## PROBLEM TO WORK ON
Repeat, exactly and completely, the material that follows. Omit the pictures.

## DATA EXTRACT
# # # # # # #
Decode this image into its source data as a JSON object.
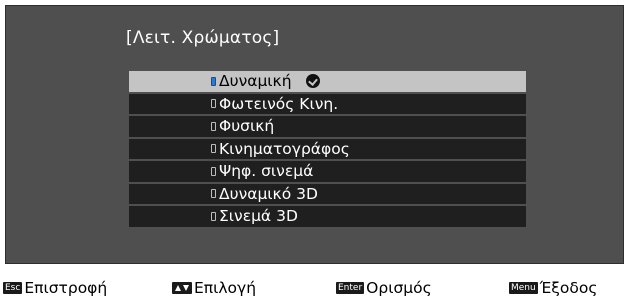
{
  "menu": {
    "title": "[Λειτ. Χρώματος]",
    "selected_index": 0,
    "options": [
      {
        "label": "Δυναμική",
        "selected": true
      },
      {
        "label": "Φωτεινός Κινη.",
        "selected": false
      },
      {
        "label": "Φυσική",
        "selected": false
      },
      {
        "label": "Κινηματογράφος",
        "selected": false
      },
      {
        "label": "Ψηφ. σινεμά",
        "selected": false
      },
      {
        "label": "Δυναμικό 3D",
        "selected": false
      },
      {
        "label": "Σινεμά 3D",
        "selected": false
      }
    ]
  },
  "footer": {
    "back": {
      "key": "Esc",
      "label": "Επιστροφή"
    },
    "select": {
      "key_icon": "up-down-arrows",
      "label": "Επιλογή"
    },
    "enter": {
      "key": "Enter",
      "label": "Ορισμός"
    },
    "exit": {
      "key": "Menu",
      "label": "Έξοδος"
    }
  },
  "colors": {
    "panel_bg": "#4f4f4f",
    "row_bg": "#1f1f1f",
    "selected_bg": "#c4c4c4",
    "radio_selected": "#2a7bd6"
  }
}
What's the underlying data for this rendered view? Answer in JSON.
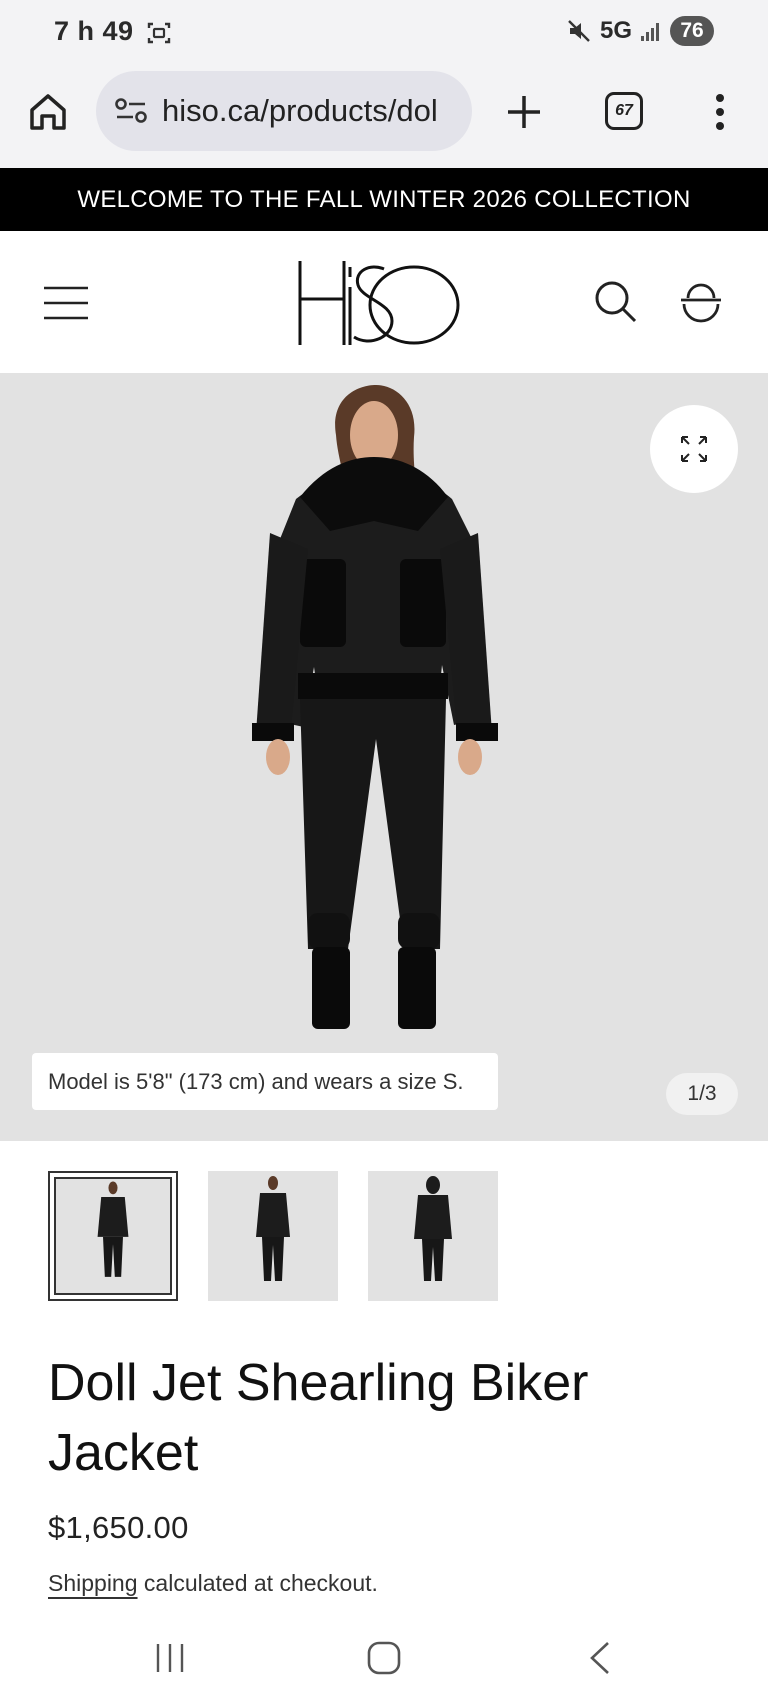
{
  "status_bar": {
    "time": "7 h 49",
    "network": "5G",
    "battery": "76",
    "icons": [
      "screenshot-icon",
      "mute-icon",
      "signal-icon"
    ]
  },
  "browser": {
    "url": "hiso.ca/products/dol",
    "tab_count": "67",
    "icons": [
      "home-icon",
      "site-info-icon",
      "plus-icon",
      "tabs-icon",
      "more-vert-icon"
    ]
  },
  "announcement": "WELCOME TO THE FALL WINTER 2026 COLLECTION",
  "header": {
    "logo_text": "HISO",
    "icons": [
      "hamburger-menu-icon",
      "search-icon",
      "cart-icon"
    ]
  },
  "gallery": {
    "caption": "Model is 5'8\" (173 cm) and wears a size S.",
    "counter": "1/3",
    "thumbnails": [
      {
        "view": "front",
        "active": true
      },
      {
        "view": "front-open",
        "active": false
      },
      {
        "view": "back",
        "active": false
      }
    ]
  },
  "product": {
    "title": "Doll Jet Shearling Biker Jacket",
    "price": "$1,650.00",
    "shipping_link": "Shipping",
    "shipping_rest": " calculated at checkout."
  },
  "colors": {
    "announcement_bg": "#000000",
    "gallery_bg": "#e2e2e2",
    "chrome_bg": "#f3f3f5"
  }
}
# # # # # # #
## ANSWER IN FULL
Decode this image into its source data as a JSON object.
{
  "menu": {
    "title": "[Λειτ. Χρώματος]",
    "selected_index": 0,
    "options": [
      {
        "label": "Δυναμική",
        "selected": true
      },
      {
        "label": "Φωτεινός Κινη.",
        "selected": false
      },
      {
        "label": "Φυσική",
        "selected": false
      },
      {
        "label": "Κινηματογράφος",
        "selected": false
      },
      {
        "label": "Ψηφ. σινεμά",
        "selected": false
      },
      {
        "label": "Δυναμικό 3D",
        "selected": false
      },
      {
        "label": "Σινεμά 3D",
        "selected": false
      }
    ]
  },
  "footer": {
    "back": {
      "key": "Esc",
      "label": "Επιστροφή"
    },
    "select": {
      "key_icon": "up-down-arrows",
      "label": "Επιλογή"
    },
    "enter": {
      "key": "Enter",
      "label": "Ορισμός"
    },
    "exit": {
      "key": "Menu",
      "label": "Έξοδος"
    }
  },
  "colors": {
    "panel_bg": "#4f4f4f",
    "row_bg": "#1f1f1f",
    "selected_bg": "#c4c4c4",
    "radio_selected": "#2a7bd6"
  }
}
What's the underlying data for this rendered view? Answer in JSON.
{
  "status_bar": {
    "time": "7 h 49",
    "network": "5G",
    "battery": "76",
    "icons": [
      "screenshot-icon",
      "mute-icon",
      "signal-icon"
    ]
  },
  "browser": {
    "url": "hiso.ca/products/dol",
    "tab_count": "67",
    "icons": [
      "home-icon",
      "site-info-icon",
      "plus-icon",
      "tabs-icon",
      "more-vert-icon"
    ]
  },
  "announcement": "WELCOME TO THE FALL WINTER 2026 COLLECTION",
  "header": {
    "logo_text": "HISO",
    "icons": [
      "hamburger-menu-icon",
      "search-icon",
      "cart-icon"
    ]
  },
  "gallery": {
    "caption": "Model is 5'8\" (173 cm) and wears a size S.",
    "counter": "1/3",
    "thumbnails": [
      {
        "view": "front",
        "active": true
      },
      {
        "view": "front-open",
        "active": false
      },
      {
        "view": "back",
        "active": false
      }
    ]
  },
  "product": {
    "title": "Doll Jet Shearling Biker Jacket",
    "price": "$1,650.00",
    "shipping_link": "Shipping",
    "shipping_rest": " calculated at checkout."
  },
  "colors": {
    "announcement_bg": "#000000",
    "gallery_bg": "#e2e2e2",
    "chrome_bg": "#f3f3f5"
  }
}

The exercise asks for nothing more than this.